Here is my interpretation of your question:

Given two homotopy equivalent (perhaps smooth) $n$-manifolds $M$ and $N$, are $M$ and $N$ homeomorphic (or even diffeomorphic)?

For $n = 1$ the answer is of course always yes, and the classification of surfaces shows that the answer is also always yes for $n = 2$.

In higher dimensions, however, the answer to the question is in general no.

Already in dimension $3$, we can find counterexamples. For example, one can use Reidemeister torsion to find homotopy equivalent lens spaces that are not homeomorphic.

In dimension $4$, the answer is again no in general; for example by Freedman's classification theorem, there is a $4$-manifold $\ast \mathbb{C}P^2$ homotopy equivalent to $\mathbb{C}P^2$ but not homeomorphic to it (although $\ast\mathbb{C}P^2$ doesn't admit a smooth structure). In fact, dimension $4$ is where you first see a more striking phenomenon: many closed smooth $4$-manifolds $M$ admit infinitely many exotic smooth structures, i.e. there are infinitely many smooth $4$-manifolds homeomorphic to $M$ but not diffeomorphic to $M$. I believe the current conjecture is that all closed smooth $4$-manifolds admit infinitely many exotic smooth structures. The existence or non-existence of exotic smooth structures on $S^4$ is still open and is known as the smooth Poincaré conjecture.

Higher dimensional examples can be exhibited as well, for example see Novikov's paper Rational Pontrjagin Classes, Homeomorphism and Homotopy Type of Closed Manifolds, I.

**TASK INSTRUCTIONS**
1. Retype the stretch of the passage on homotopy equivalent manifolds from "Here is my interpretation" through "are not homeomorphic.".
2. According to the passage on homotopy equivalent manifolds, what can be used to find homotopy equivalent lens spaces that are not homeomorphic?

**Data drawn from a collection**
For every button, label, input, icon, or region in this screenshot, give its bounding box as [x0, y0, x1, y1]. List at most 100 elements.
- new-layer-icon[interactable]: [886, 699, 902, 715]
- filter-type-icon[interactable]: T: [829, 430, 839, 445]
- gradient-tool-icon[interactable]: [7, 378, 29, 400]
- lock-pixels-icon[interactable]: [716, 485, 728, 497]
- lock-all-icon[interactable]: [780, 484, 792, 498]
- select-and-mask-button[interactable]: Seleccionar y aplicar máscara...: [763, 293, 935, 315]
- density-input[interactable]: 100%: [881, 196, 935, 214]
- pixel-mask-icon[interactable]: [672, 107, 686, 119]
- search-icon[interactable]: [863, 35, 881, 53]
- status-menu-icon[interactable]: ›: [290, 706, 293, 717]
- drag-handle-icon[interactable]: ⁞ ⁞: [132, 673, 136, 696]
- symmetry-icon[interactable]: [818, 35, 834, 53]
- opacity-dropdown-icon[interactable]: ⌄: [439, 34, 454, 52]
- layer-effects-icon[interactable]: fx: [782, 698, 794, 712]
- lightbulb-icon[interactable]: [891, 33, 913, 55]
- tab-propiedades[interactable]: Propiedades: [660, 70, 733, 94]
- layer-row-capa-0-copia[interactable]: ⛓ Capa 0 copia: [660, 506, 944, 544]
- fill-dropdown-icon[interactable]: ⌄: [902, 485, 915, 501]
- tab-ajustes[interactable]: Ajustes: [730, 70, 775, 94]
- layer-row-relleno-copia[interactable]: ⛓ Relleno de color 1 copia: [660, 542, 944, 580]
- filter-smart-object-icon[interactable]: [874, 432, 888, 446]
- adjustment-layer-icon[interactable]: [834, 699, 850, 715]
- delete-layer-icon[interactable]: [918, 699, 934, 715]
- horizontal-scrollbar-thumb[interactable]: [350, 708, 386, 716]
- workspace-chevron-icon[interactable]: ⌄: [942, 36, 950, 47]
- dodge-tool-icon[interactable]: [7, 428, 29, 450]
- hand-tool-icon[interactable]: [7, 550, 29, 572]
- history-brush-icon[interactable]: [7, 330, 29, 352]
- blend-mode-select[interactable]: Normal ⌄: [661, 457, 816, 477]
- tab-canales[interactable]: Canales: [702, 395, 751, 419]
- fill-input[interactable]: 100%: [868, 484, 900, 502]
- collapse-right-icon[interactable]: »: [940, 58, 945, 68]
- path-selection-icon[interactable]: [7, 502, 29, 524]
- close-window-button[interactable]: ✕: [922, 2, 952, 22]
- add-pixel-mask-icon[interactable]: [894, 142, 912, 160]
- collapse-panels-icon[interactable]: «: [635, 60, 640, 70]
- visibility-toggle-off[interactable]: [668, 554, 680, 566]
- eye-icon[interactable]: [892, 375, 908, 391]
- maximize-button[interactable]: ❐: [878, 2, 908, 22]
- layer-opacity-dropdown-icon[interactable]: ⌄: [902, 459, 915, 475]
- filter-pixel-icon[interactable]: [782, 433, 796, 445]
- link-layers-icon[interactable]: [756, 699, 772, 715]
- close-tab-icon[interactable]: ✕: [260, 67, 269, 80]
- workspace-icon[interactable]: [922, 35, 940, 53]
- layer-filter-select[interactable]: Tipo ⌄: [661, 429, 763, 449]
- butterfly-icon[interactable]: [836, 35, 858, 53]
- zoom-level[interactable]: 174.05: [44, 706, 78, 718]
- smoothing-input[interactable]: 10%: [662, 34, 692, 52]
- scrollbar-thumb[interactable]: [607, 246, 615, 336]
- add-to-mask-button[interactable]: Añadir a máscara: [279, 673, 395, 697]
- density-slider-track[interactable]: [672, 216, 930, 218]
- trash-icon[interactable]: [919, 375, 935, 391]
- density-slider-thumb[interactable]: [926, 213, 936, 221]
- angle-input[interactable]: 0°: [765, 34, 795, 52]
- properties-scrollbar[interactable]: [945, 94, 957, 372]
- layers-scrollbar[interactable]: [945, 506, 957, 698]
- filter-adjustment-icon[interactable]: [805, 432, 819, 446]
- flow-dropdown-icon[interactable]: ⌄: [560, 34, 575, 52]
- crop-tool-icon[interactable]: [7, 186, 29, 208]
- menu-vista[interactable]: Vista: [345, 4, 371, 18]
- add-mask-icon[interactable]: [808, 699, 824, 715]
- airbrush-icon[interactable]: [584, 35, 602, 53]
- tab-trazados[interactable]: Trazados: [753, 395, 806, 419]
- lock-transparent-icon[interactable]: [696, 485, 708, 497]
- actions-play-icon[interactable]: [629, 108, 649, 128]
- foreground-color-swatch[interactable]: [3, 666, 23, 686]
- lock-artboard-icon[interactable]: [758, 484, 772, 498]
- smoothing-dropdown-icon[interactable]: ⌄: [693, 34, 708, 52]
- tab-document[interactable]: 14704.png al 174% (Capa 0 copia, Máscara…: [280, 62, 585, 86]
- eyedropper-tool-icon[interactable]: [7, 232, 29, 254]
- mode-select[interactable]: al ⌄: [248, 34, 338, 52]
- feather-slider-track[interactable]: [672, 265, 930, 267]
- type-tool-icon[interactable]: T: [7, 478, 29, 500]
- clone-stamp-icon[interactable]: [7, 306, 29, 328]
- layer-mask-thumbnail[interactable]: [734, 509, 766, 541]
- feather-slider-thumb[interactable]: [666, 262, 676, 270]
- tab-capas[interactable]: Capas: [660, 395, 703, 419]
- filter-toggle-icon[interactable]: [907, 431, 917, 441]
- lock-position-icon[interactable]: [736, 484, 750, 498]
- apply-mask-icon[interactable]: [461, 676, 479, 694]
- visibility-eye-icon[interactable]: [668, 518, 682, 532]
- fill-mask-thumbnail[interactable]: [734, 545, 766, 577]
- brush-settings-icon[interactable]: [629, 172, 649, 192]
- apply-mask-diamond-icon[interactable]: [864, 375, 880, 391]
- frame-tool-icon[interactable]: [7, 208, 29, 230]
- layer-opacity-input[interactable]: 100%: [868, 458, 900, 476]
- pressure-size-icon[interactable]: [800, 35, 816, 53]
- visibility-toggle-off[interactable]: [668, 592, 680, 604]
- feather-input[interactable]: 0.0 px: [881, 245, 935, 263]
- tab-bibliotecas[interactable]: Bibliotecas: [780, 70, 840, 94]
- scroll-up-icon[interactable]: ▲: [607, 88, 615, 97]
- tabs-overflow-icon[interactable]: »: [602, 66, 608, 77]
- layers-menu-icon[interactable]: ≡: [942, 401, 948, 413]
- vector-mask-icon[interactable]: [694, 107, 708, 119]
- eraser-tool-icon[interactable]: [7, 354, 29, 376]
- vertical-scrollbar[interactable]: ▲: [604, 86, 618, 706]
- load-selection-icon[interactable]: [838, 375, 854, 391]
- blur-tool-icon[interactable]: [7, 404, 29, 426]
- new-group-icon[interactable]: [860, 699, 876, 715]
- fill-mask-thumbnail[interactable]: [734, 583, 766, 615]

**ANSWERS PROVIDED**
1.
Here is my interpretation of your question:

Given two homotopy equivalent (perhaps smooth) $n$-manifolds $M$ and $N$, are $M$ and $N$ homeomorphic (or even diffeomorphic)?

For $n = 1$ the answer is of course always yes, and the classification of surfaces shows that the answer is also always yes for $n = 2$.

In higher dimensions, however, the answer to the question is in general no.

Already in dimension $3$, we can find counterexamples. For example, one can use Reidemeister torsion to find homotopy equivalent lens spaces that are not homeomorphic.

2. Reidemeister torsion